◆ INSTRUCTIONS TO FOLLOW
Your task is to transcribe all of the records exactly and leave out the pictures.

◆ DATA EXTRACT
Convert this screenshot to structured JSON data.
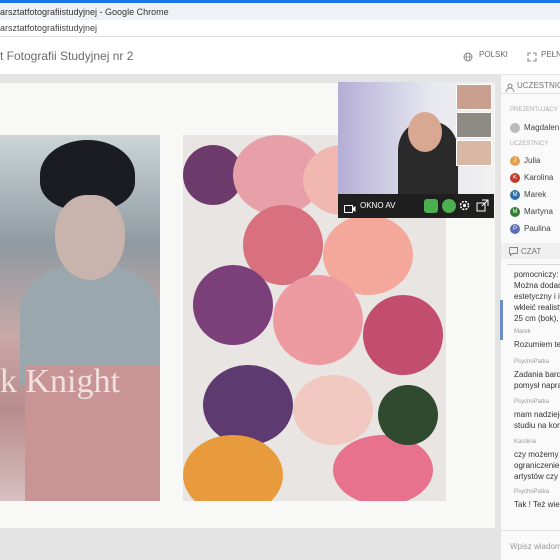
{
  "browser": {
    "window_title": "arsztatfotografiistudyjnej - Google Chrome",
    "url": "arsztatfotografiistudyjnej"
  },
  "header": {
    "room_title": "t Fotografii Studyjnej nr 2",
    "language": "POLSKI",
    "fullscreen": "PEŁN"
  },
  "slide": {
    "image1_caption": "k Knight"
  },
  "video": {
    "label": "OKNO AV"
  },
  "sidebar": {
    "participants_header": "UCZESTNIC",
    "presenters_label": "PREZENTUJĄCY",
    "presenter": "Magdalen",
    "participants_label": "UCZESTNICY",
    "participants": [
      {
        "initial": "J",
        "name": "Julia",
        "color": "#e0a050"
      },
      {
        "initial": "K",
        "name": "Karolina",
        "color": "#c0392b"
      },
      {
        "initial": "M",
        "name": "Marek",
        "color": "#2c6fa8"
      },
      {
        "initial": "M",
        "name": "Martyna",
        "color": "#2e7d32"
      },
      {
        "initial": "P",
        "name": "Paulina",
        "color": "#5b6fb5"
      }
    ],
    "chat_header": "CZAT",
    "messages": [
      {
        "author": "",
        "lines": [
          "pomocniczy:",
          "Można dodać",
          "estetyczny i ir",
          "wkleić realisty",
          "25 cm (bok), 3"
        ]
      },
      {
        "author": "Marek",
        "lines": [
          "Rozumiem te"
        ]
      },
      {
        "author": "PsychoPatka",
        "lines": [
          "Zadania bardz",
          "pomysł napra"
        ]
      },
      {
        "author": "PsychoPatka",
        "lines": [
          "mam nadzieję",
          "studiu na kon"
        ]
      },
      {
        "author": "Karolina",
        "lines": [
          "czy możemy",
          "ograniczenie",
          "artystów czy j"
        ]
      },
      {
        "author": "PsychoPatka",
        "lines": [
          "Tak ! Też wied"
        ]
      }
    ],
    "input_placeholder": "Wpisz wiadom"
  },
  "colors": {
    "chrome_accent": "#1a73e8",
    "stage_bg": "#e4e4e4",
    "video_bar": "#1f1f1f",
    "green_button": "#4caf50"
  }
}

◆ ANSWER TO THIS PROBLEM
Convert this screenshot to structured JSON data.
{
  "browser": {
    "window_title": "arsztatfotografiistudyjnej - Google Chrome",
    "url": "arsztatfotografiistudyjnej"
  },
  "header": {
    "room_title": "t Fotografii Studyjnej nr 2",
    "language": "POLSKI",
    "fullscreen": "PEŁN"
  },
  "slide": {
    "image1_caption": "k Knight"
  },
  "video": {
    "label": "OKNO AV"
  },
  "sidebar": {
    "participants_header": "UCZESTNIC",
    "presenters_label": "PREZENTUJĄCY",
    "presenter": "Magdalen",
    "participants_label": "UCZESTNICY",
    "participants": [
      {
        "initial": "J",
        "name": "Julia",
        "color": "#e0a050"
      },
      {
        "initial": "K",
        "name": "Karolina",
        "color": "#c0392b"
      },
      {
        "initial": "M",
        "name": "Marek",
        "color": "#2c6fa8"
      },
      {
        "initial": "M",
        "name": "Martyna",
        "color": "#2e7d32"
      },
      {
        "initial": "P",
        "name": "Paulina",
        "color": "#5b6fb5"
      }
    ],
    "chat_header": "CZAT",
    "messages": [
      {
        "author": "",
        "lines": [
          "pomocniczy:",
          "Można dodać",
          "estetyczny i ir",
          "wkleić realisty",
          "25 cm (bok), 3"
        ]
      },
      {
        "author": "Marek",
        "lines": [
          "Rozumiem te"
        ]
      },
      {
        "author": "PsychoPatka",
        "lines": [
          "Zadania bardz",
          "pomysł napra"
        ]
      },
      {
        "author": "PsychoPatka",
        "lines": [
          "mam nadzieję",
          "studiu na kon"
        ]
      },
      {
        "author": "Karolina",
        "lines": [
          "czy możemy",
          "ograniczenie",
          "artystów czy j"
        ]
      },
      {
        "author": "PsychoPatka",
        "lines": [
          "Tak ! Też wied"
        ]
      }
    ],
    "input_placeholder": "Wpisz wiadom"
  },
  "colors": {
    "chrome_accent": "#1a73e8",
    "stage_bg": "#e4e4e4",
    "video_bar": "#1f1f1f",
    "green_button": "#4caf50"
  }
}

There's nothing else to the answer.